▶ [Short task]: Please repeat all of the listing exactly.

▼

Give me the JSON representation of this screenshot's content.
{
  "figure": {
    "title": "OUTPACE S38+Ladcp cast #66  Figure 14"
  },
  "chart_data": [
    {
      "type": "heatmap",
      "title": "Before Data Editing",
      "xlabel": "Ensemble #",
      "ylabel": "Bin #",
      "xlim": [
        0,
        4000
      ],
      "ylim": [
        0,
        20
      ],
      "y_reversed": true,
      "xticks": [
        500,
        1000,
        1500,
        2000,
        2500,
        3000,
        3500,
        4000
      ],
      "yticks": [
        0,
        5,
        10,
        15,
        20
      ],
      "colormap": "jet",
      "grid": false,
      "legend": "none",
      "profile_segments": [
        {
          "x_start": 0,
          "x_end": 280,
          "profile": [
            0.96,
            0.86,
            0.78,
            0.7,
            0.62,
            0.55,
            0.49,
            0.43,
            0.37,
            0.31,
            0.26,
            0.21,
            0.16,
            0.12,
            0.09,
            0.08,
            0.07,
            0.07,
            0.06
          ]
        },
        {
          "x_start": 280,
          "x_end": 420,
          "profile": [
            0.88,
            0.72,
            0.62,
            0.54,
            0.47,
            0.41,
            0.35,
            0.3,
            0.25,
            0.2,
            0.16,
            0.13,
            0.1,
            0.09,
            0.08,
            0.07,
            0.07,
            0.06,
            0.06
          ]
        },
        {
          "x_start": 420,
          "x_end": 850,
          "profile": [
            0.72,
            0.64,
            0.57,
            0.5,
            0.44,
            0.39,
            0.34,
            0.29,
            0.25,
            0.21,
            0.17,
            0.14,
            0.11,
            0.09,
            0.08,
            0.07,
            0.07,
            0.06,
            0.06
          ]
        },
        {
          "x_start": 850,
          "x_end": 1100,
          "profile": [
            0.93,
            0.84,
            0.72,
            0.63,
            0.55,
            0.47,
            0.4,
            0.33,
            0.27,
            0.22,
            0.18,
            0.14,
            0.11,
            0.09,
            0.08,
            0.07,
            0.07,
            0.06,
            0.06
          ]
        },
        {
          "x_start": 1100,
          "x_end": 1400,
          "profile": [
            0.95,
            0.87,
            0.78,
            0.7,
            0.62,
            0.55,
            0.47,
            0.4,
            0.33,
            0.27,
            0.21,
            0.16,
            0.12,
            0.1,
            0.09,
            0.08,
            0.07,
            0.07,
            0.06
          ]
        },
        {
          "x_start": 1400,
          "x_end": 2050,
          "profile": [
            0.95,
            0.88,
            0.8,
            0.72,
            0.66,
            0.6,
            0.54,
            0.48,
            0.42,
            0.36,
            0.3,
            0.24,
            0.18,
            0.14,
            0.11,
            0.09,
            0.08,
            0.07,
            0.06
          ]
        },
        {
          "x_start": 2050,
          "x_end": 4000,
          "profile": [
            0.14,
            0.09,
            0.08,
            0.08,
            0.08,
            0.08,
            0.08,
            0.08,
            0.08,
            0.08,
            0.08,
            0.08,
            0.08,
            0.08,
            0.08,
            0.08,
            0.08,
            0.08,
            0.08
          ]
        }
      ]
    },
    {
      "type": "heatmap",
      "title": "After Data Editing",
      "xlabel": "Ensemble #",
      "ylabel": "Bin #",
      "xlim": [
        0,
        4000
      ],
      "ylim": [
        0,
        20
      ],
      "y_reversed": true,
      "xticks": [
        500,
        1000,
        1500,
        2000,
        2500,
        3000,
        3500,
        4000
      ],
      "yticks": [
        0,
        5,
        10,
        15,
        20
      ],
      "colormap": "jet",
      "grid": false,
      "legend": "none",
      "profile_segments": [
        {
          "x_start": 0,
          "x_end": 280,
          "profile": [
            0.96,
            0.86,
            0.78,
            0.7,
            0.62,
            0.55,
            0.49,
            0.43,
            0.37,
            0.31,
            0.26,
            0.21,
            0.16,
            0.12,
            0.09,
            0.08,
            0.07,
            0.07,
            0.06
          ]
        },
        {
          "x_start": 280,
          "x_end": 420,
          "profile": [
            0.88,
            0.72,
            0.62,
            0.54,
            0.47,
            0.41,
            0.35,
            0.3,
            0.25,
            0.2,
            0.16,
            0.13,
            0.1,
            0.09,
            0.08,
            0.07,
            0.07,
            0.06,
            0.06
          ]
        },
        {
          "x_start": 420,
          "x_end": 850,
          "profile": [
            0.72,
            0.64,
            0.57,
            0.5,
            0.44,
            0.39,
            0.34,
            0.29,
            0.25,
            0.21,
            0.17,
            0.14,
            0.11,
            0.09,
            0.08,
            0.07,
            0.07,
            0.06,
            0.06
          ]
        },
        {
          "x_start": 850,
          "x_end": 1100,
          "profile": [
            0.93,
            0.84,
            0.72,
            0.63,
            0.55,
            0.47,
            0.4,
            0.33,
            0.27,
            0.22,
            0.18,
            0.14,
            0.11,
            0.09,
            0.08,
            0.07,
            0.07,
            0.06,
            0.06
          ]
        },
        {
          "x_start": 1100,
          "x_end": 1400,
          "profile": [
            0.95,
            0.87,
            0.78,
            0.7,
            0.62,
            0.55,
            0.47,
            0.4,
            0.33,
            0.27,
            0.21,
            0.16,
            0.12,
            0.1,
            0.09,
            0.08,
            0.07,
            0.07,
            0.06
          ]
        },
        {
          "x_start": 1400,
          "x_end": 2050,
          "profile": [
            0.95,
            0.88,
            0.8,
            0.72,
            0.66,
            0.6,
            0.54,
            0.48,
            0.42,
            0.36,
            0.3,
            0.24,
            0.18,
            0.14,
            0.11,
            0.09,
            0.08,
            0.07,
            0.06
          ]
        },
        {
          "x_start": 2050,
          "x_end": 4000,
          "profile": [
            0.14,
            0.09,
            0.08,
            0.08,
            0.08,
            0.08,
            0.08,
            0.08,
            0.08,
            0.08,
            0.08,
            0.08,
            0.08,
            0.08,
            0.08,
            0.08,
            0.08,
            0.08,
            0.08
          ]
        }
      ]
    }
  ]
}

▲

▶ [Answer to the task]:
Give me the JSON representation of this screenshot's content.
{
  "figure": {
    "title": "OUTPACE S38+Ladcp cast #66  Figure 14"
  },
  "chart_data": [
    {
      "type": "heatmap",
      "title": "Before Data Editing",
      "xlabel": "Ensemble #",
      "ylabel": "Bin #",
      "xlim": [
        0,
        4000
      ],
      "ylim": [
        0,
        20
      ],
      "y_reversed": true,
      "xticks": [
        500,
        1000,
        1500,
        2000,
        2500,
        3000,
        3500,
        4000
      ],
      "yticks": [
        0,
        5,
        10,
        15,
        20
      ],
      "colormap": "jet",
      "grid": false,
      "legend": "none",
      "profile_segments": [
        {
          "x_start": 0,
          "x_end": 280,
          "profile": [
            0.96,
            0.86,
            0.78,
            0.7,
            0.62,
            0.55,
            0.49,
            0.43,
            0.37,
            0.31,
            0.26,
            0.21,
            0.16,
            0.12,
            0.09,
            0.08,
            0.07,
            0.07,
            0.06
          ]
        },
        {
          "x_start": 280,
          "x_end": 420,
          "profile": [
            0.88,
            0.72,
            0.62,
            0.54,
            0.47,
            0.41,
            0.35,
            0.3,
            0.25,
            0.2,
            0.16,
            0.13,
            0.1,
            0.09,
            0.08,
            0.07,
            0.07,
            0.06,
            0.06
          ]
        },
        {
          "x_start": 420,
          "x_end": 850,
          "profile": [
            0.72,
            0.64,
            0.57,
            0.5,
            0.44,
            0.39,
            0.34,
            0.29,
            0.25,
            0.21,
            0.17,
            0.14,
            0.11,
            0.09,
            0.08,
            0.07,
            0.07,
            0.06,
            0.06
          ]
        },
        {
          "x_start": 850,
          "x_end": 1100,
          "profile": [
            0.93,
            0.84,
            0.72,
            0.63,
            0.55,
            0.47,
            0.4,
            0.33,
            0.27,
            0.22,
            0.18,
            0.14,
            0.11,
            0.09,
            0.08,
            0.07,
            0.07,
            0.06,
            0.06
          ]
        },
        {
          "x_start": 1100,
          "x_end": 1400,
          "profile": [
            0.95,
            0.87,
            0.78,
            0.7,
            0.62,
            0.55,
            0.47,
            0.4,
            0.33,
            0.27,
            0.21,
            0.16,
            0.12,
            0.1,
            0.09,
            0.08,
            0.07,
            0.07,
            0.06
          ]
        },
        {
          "x_start": 1400,
          "x_end": 2050,
          "profile": [
            0.95,
            0.88,
            0.8,
            0.72,
            0.66,
            0.6,
            0.54,
            0.48,
            0.42,
            0.36,
            0.3,
            0.24,
            0.18,
            0.14,
            0.11,
            0.09,
            0.08,
            0.07,
            0.06
          ]
        },
        {
          "x_start": 2050,
          "x_end": 4000,
          "profile": [
            0.14,
            0.09,
            0.08,
            0.08,
            0.08,
            0.08,
            0.08,
            0.08,
            0.08,
            0.08,
            0.08,
            0.08,
            0.08,
            0.08,
            0.08,
            0.08,
            0.08,
            0.08,
            0.08
          ]
        }
      ]
    },
    {
      "type": "heatmap",
      "title": "After Data Editing",
      "xlabel": "Ensemble #",
      "ylabel": "Bin #",
      "xlim": [
        0,
        4000
      ],
      "ylim": [
        0,
        20
      ],
      "y_reversed": true,
      "xticks": [
        500,
        1000,
        1500,
        2000,
        2500,
        3000,
        3500,
        4000
      ],
      "yticks": [
        0,
        5,
        10,
        15,
        20
      ],
      "colormap": "jet",
      "grid": false,
      "legend": "none",
      "profile_segments": [
        {
          "x_start": 0,
          "x_end": 280,
          "profile": [
            0.96,
            0.86,
            0.78,
            0.7,
            0.62,
            0.55,
            0.49,
            0.43,
            0.37,
            0.31,
            0.26,
            0.21,
            0.16,
            0.12,
            0.09,
            0.08,
            0.07,
            0.07,
            0.06
          ]
        },
        {
          "x_start": 280,
          "x_end": 420,
          "profile": [
            0.88,
            0.72,
            0.62,
            0.54,
            0.47,
            0.41,
            0.35,
            0.3,
            0.25,
            0.2,
            0.16,
            0.13,
            0.1,
            0.09,
            0.08,
            0.07,
            0.07,
            0.06,
            0.06
          ]
        },
        {
          "x_start": 420,
          "x_end": 850,
          "profile": [
            0.72,
            0.64,
            0.57,
            0.5,
            0.44,
            0.39,
            0.34,
            0.29,
            0.25,
            0.21,
            0.17,
            0.14,
            0.11,
            0.09,
            0.08,
            0.07,
            0.07,
            0.06,
            0.06
          ]
        },
        {
          "x_start": 850,
          "x_end": 1100,
          "profile": [
            0.93,
            0.84,
            0.72,
            0.63,
            0.55,
            0.47,
            0.4,
            0.33,
            0.27,
            0.22,
            0.18,
            0.14,
            0.11,
            0.09,
            0.08,
            0.07,
            0.07,
            0.06,
            0.06
          ]
        },
        {
          "x_start": 1100,
          "x_end": 1400,
          "profile": [
            0.95,
            0.87,
            0.78,
            0.7,
            0.62,
            0.55,
            0.47,
            0.4,
            0.33,
            0.27,
            0.21,
            0.16,
            0.12,
            0.1,
            0.09,
            0.08,
            0.07,
            0.07,
            0.06
          ]
        },
        {
          "x_start": 1400,
          "x_end": 2050,
          "profile": [
            0.95,
            0.88,
            0.8,
            0.72,
            0.66,
            0.6,
            0.54,
            0.48,
            0.42,
            0.36,
            0.3,
            0.24,
            0.18,
            0.14,
            0.11,
            0.09,
            0.08,
            0.07,
            0.06
          ]
        },
        {
          "x_start": 2050,
          "x_end": 4000,
          "profile": [
            0.14,
            0.09,
            0.08,
            0.08,
            0.08,
            0.08,
            0.08,
            0.08,
            0.08,
            0.08,
            0.08,
            0.08,
            0.08,
            0.08,
            0.08,
            0.08,
            0.08,
            0.08,
            0.08
          ]
        }
      ]
    }
  ]
}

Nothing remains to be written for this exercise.